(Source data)
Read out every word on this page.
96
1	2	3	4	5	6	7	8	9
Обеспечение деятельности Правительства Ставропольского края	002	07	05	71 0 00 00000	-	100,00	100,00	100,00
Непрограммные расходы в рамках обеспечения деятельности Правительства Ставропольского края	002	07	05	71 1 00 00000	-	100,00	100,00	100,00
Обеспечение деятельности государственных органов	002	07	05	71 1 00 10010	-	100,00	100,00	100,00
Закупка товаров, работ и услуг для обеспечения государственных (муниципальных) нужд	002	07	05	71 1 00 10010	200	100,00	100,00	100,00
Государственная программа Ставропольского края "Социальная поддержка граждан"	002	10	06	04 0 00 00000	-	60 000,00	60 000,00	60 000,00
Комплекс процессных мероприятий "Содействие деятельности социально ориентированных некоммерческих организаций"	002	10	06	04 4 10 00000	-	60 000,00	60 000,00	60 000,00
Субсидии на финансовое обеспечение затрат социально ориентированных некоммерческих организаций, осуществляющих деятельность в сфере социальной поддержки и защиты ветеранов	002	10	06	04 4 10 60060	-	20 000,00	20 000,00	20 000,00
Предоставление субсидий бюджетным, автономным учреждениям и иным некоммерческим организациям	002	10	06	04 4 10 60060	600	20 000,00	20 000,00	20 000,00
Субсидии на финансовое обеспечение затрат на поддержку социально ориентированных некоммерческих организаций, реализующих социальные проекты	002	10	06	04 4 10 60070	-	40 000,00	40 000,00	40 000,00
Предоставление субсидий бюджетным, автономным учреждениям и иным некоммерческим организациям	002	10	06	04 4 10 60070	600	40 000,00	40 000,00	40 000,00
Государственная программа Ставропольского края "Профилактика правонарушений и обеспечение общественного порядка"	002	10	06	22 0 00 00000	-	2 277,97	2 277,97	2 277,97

-- Instruction --
Go through the listing and print each line exactly as it appears.

-- Exercise answer --
Read out every word on this page.
96
1	2	3	4	5	6	7	8	9
Обеспечение деятельности Правительства Ставропольского края	002	07	05	71 0 00 00000	-	100,00	100,00	100,00
Непрограммные расходы в рамках обеспечения деятельности Правительства Ставропольского края	002	07	05	71 1 00 00000	-	100,00	100,00	100,00
Обеспечение деятельности государственных органов	002	07	05	71 1 00 10010	-	100,00	100,00	100,00
Закупка товаров, работ и услуг для обеспечения государственных (муниципальных) нужд	002	07	05	71 1 00 10010	200	100,00	100,00	100,00
Государственная программа Ставропольского края "Социальная поддержка граждан"	002	10	06	04 0 00 00000	-	60 000,00	60 000,00	60 000,00
Комплекс процессных мероприятий "Содействие деятельности социально ориентированных некоммерческих организаций"	002	10	06	04 4 10 00000	-	60 000,00	60 000,00	60 000,00
Субсидии на финансовое обеспечение затрат социально ориентированных некоммерческих организаций, осуществляющих деятельность в сфере социальной поддержки и защиты ветеранов	002	10	06	04 4 10 60060	-	20 000,00	20 000,00	20 000,00
Предоставление субсидий бюджетным, автономным учреждениям и иным некоммерческим организациям	002	10	06	04 4 10 60060	600	20 000,00	20 000,00	20 000,00
Субсидии на финансовое обеспечение затрат на поддержку социально ориентированных некоммерческих организаций, реализующих социальные проекты	002	10	06	04 4 10 60070	-	40 000,00	40 000,00	40 000,00
Предоставление субсидий бюджетным, автономным учреждениям и иным некоммерческим организациям	002	10	06	04 4 10 60070	600	40 000,00	40 000,00	40 000,00
Государственная программа Ставропольского края "Профилактика правонарушений и обеспечение общественного порядка"	002	10	06	22 0 00 00000	-	2 277,97	2 277,97	2 277,97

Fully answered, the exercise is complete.